Data records ->
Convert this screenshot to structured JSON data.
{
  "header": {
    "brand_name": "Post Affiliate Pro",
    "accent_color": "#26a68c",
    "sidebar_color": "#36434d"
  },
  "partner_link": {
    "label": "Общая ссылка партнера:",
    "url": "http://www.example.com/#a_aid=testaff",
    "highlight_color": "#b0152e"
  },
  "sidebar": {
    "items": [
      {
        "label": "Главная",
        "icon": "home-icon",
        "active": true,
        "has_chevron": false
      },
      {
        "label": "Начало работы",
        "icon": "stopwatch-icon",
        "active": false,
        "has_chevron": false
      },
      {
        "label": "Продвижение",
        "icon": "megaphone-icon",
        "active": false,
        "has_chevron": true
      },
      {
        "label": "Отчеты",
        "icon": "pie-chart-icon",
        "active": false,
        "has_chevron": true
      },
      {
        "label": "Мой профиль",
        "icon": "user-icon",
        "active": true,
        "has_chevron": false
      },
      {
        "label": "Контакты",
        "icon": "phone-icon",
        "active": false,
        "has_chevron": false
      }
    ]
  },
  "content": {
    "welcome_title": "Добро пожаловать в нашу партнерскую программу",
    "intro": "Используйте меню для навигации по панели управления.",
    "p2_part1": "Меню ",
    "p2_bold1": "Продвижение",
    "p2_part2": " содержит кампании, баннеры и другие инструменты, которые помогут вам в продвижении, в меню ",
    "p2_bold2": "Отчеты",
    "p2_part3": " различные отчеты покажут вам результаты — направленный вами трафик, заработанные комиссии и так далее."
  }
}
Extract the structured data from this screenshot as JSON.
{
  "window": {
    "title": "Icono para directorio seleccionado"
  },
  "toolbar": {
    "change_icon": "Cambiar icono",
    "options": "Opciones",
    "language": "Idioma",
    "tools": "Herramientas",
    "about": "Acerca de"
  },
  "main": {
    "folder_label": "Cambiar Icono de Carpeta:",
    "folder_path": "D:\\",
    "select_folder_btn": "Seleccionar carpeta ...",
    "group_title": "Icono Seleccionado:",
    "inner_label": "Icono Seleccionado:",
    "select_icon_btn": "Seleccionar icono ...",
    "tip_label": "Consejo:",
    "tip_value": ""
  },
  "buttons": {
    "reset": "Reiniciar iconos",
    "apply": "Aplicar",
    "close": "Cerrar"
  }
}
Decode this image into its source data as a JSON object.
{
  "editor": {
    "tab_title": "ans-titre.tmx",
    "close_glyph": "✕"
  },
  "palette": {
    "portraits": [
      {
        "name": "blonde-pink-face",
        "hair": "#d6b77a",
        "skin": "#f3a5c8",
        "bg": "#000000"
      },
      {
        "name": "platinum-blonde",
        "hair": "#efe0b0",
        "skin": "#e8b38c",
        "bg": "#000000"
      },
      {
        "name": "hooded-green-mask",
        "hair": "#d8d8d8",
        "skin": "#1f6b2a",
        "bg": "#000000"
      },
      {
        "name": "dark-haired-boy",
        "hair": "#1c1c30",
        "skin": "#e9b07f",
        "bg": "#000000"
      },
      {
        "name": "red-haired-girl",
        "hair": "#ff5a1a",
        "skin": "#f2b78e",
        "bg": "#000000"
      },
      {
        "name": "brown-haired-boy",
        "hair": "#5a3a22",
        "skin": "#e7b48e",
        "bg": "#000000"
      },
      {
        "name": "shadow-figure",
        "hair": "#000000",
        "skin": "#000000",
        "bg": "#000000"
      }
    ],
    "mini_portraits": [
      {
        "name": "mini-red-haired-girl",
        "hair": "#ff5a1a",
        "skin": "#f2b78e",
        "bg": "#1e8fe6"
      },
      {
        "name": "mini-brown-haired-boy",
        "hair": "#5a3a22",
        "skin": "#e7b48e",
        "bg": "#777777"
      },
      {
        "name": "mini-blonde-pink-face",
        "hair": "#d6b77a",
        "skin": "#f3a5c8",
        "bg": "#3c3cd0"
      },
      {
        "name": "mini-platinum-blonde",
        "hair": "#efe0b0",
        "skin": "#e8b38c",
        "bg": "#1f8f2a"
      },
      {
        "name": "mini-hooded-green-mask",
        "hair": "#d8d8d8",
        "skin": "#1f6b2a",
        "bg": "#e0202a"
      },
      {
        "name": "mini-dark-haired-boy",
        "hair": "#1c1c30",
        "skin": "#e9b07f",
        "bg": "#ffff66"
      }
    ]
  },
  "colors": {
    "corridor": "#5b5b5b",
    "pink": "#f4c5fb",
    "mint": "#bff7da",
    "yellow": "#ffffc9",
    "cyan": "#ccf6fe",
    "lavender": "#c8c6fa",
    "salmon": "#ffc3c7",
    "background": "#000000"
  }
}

Problem requirements -> Tally how many lines of the data include the word "green". Write the number and nothing else.

Answer to the exercise -> 2